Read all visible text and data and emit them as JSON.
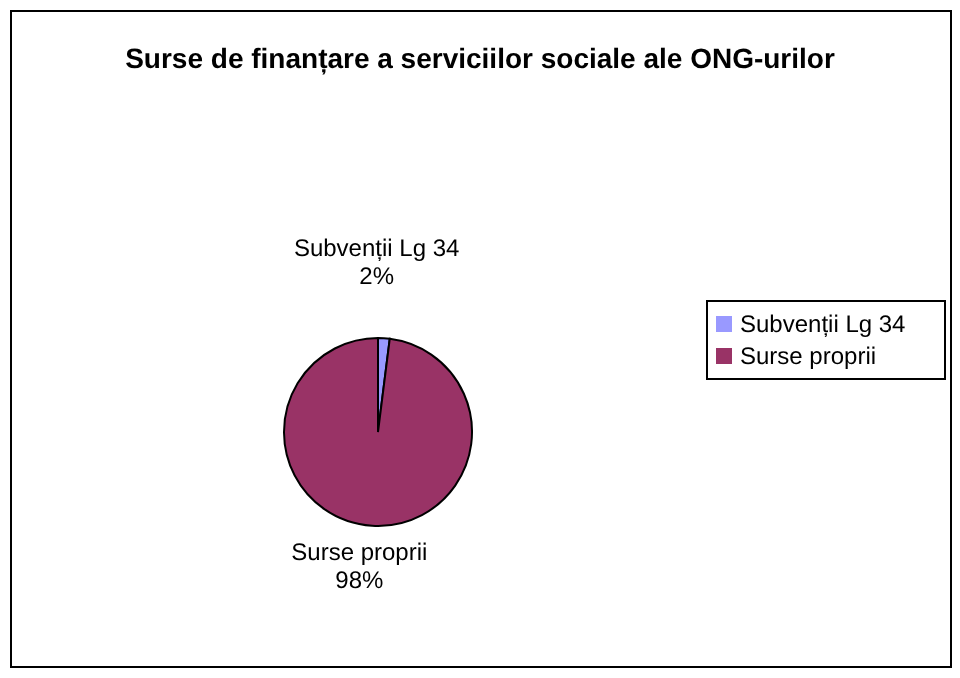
{
  "chart_data": {
    "type": "pie",
    "title": "Surse de finanțare a serviciilor sociale ale ONG-urilor",
    "categories": [
      "Subvenții Lg 34",
      "Surse proprii"
    ],
    "values": [
      2,
      98
    ],
    "colors": [
      "#9999ff",
      "#993366"
    ],
    "value_labels": [
      "2%",
      "98%"
    ],
    "legend": "right"
  }
}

--------------------

Exercise details
Pictures don't belong in the copy. Restate all the entries exactly.

The output
Read all visible text and data and emit them as JSON.
{
  "chart_data": {
    "type": "pie",
    "title": "Surse de finanțare a serviciilor sociale ale ONG-urilor",
    "categories": [
      "Subvenții Lg 34",
      "Surse proprii"
    ],
    "values": [
      2,
      98
    ],
    "colors": [
      "#9999ff",
      "#993366"
    ],
    "value_labels": [
      "2%",
      "98%"
    ],
    "legend": "right"
  }
}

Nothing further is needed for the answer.